Problem to solve -
Copy every line of the entries that includes the word "její".
'''
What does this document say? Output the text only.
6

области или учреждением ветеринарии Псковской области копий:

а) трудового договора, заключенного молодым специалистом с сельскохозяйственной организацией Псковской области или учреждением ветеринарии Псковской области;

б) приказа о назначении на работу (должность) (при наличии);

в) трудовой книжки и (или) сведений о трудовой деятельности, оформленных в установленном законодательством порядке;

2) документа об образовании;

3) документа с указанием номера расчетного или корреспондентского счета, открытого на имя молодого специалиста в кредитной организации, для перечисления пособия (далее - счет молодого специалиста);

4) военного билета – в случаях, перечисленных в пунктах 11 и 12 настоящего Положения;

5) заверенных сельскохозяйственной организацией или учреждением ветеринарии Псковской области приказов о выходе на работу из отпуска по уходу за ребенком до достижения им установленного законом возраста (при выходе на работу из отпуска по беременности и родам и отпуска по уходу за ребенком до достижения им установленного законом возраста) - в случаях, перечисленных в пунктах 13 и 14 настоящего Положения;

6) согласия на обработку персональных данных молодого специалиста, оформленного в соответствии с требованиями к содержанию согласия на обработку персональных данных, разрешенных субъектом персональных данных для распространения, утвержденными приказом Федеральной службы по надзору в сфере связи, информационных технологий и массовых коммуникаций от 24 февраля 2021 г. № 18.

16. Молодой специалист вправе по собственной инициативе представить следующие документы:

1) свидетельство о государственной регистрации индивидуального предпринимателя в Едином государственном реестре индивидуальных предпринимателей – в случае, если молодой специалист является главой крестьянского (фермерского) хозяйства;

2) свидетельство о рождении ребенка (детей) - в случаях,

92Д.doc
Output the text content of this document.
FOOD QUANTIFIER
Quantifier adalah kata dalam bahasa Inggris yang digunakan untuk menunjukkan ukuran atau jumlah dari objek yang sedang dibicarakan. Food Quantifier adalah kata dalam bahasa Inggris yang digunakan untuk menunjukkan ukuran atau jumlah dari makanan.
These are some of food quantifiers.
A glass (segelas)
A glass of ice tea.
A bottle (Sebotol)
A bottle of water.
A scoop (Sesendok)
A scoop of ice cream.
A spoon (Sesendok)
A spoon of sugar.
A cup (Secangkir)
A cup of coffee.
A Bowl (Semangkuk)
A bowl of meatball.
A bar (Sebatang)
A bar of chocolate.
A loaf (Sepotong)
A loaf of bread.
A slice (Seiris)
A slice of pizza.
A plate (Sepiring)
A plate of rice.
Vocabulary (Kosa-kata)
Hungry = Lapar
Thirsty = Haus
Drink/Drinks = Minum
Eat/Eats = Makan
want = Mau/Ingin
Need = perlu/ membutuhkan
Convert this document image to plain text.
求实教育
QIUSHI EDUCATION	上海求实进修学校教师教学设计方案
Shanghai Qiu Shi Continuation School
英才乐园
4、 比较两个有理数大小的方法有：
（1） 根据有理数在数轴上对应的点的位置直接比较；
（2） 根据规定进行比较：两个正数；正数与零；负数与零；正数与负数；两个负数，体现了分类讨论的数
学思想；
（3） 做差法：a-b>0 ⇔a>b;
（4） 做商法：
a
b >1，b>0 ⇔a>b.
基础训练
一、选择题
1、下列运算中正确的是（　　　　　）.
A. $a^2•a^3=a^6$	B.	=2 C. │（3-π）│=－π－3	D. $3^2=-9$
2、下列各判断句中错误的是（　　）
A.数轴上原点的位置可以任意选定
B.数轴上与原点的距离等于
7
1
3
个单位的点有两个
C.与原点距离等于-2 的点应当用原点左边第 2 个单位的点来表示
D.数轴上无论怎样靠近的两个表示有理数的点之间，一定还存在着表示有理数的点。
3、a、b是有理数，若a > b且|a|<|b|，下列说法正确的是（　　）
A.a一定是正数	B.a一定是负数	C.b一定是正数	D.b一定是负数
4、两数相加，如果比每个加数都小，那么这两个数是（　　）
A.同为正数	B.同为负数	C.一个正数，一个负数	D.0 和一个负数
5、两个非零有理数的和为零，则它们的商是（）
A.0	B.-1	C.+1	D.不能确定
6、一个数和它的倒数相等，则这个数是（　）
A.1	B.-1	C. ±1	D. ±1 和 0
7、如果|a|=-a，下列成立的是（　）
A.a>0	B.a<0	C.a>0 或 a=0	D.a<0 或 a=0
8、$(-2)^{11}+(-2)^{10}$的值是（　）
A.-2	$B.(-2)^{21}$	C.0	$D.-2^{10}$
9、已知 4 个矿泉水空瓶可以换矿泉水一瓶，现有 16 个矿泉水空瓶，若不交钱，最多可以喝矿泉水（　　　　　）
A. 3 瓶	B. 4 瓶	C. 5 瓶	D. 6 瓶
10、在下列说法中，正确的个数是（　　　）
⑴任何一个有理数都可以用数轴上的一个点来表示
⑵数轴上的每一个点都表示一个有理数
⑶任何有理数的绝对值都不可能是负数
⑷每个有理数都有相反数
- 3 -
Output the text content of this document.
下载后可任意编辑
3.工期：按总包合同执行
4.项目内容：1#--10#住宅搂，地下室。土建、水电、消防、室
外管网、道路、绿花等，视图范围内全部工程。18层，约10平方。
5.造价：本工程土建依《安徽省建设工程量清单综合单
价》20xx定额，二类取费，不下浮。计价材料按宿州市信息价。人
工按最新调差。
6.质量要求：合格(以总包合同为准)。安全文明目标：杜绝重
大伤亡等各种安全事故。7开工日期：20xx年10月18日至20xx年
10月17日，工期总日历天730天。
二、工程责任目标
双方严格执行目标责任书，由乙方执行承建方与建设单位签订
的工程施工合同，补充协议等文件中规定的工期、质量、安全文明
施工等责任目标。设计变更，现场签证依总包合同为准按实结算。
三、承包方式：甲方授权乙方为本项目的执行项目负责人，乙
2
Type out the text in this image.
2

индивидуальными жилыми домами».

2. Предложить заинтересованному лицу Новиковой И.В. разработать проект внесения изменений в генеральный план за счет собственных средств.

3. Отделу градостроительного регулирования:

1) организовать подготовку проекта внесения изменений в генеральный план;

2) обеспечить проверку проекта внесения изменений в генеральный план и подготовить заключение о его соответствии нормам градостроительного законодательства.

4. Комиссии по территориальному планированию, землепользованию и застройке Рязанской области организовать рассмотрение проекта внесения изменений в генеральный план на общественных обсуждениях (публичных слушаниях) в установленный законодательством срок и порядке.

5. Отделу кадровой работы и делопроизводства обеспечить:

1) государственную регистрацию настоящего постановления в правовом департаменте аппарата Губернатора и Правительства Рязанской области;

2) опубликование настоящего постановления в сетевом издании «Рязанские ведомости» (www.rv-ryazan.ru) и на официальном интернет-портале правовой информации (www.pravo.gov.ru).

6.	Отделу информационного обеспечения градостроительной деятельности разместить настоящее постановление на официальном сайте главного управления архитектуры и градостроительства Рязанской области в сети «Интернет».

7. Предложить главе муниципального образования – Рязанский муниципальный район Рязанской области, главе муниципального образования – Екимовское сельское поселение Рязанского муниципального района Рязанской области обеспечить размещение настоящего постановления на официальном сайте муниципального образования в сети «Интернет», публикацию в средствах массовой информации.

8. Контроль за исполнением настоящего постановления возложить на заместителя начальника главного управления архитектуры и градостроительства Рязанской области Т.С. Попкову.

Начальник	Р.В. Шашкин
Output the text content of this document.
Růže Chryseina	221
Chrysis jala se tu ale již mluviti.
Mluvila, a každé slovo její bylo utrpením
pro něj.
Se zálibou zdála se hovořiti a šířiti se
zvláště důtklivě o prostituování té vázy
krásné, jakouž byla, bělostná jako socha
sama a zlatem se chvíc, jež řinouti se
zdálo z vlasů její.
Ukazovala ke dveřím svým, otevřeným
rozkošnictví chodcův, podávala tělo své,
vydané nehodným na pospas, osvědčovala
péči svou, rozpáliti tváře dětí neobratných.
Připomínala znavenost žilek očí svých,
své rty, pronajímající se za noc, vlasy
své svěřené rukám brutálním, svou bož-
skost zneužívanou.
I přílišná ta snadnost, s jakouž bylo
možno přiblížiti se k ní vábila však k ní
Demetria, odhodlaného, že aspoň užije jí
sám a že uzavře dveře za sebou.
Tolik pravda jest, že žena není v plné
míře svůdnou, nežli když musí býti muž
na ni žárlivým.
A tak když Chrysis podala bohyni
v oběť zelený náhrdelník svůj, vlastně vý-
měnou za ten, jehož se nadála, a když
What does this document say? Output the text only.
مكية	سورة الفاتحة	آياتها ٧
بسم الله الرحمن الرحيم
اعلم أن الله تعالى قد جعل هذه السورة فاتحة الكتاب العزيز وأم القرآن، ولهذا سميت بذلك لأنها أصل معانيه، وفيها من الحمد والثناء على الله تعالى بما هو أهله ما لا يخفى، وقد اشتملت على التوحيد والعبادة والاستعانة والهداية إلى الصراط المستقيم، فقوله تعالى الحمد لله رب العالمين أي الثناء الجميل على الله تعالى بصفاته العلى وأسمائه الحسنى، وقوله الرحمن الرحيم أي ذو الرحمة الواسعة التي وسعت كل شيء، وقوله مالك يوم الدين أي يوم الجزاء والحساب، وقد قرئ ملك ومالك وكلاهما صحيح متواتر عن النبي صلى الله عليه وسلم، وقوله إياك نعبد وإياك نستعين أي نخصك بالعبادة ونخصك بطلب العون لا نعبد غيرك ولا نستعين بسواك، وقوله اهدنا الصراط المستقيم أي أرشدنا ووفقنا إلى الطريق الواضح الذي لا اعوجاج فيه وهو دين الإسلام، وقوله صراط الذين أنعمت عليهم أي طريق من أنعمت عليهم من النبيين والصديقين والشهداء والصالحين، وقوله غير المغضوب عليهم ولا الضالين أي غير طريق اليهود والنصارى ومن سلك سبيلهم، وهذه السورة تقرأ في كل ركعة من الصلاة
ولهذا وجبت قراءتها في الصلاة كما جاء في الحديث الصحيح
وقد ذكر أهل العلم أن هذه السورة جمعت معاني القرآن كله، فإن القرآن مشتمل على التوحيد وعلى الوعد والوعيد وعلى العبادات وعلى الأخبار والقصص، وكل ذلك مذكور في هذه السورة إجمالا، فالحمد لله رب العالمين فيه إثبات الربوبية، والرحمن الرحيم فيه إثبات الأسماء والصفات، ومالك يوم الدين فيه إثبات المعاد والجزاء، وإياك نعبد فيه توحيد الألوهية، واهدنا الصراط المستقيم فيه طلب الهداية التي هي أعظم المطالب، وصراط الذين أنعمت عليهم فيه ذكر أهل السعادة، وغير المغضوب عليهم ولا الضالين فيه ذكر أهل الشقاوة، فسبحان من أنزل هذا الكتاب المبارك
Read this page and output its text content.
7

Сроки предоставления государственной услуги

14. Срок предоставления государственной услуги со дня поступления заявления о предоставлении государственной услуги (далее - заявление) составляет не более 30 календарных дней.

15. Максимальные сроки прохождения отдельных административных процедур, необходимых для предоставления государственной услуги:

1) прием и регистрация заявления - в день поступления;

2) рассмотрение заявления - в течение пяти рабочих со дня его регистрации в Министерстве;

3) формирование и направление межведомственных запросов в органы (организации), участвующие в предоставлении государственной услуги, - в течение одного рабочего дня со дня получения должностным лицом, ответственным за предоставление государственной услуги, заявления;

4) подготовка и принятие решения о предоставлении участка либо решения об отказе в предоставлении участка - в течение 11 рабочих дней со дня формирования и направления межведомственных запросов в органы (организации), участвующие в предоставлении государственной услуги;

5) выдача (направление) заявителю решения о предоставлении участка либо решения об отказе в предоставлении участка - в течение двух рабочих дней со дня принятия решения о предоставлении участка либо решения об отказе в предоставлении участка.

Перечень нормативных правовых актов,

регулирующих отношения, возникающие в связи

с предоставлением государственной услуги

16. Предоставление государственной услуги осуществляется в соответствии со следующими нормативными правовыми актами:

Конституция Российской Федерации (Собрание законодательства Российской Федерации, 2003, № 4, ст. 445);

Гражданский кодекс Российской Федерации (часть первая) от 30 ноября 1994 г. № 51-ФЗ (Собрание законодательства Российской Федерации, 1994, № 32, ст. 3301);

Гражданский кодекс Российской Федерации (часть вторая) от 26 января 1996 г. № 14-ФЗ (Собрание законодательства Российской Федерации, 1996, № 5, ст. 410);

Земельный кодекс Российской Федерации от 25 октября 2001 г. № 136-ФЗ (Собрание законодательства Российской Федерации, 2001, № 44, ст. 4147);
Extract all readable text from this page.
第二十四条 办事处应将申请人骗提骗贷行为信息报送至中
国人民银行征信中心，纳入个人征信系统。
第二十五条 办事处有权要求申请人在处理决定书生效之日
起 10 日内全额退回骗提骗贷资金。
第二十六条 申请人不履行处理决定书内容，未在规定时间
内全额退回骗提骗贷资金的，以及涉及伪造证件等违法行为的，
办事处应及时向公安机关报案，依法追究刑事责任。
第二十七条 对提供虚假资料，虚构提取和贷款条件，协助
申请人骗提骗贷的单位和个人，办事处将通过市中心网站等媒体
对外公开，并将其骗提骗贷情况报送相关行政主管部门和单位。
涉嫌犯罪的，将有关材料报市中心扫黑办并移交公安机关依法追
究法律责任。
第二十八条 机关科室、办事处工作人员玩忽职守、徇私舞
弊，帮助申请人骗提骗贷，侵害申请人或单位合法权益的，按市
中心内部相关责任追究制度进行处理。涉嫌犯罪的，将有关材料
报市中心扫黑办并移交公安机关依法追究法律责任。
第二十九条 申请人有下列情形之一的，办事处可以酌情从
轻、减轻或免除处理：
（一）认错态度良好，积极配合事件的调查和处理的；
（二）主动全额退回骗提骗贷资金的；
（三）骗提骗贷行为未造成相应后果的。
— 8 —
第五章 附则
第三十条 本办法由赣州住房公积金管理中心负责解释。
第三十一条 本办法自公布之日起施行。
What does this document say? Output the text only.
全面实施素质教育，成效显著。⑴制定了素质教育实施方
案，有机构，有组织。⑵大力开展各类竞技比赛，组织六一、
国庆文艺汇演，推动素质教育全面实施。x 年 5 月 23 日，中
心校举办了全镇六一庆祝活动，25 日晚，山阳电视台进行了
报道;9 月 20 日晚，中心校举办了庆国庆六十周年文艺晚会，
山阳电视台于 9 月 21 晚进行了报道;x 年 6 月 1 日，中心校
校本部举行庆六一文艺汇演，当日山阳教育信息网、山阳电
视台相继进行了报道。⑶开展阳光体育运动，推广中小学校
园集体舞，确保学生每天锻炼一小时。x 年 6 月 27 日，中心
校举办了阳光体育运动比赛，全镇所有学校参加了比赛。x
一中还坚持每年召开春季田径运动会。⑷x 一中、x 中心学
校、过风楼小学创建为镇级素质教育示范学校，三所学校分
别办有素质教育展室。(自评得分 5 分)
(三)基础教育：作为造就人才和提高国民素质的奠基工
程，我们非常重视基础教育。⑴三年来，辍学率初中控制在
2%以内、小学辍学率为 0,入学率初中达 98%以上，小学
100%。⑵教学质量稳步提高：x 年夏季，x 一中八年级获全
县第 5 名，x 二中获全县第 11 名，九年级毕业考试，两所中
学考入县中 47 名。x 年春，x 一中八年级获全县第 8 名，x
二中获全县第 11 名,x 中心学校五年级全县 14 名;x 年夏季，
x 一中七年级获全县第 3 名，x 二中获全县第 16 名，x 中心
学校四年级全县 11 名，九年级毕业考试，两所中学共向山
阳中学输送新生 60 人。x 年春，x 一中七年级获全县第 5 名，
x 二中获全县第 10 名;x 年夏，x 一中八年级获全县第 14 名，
'''
Problem solution -
Mluvila, a každé slovo její bylo utrpením
zdálo z vlasů její.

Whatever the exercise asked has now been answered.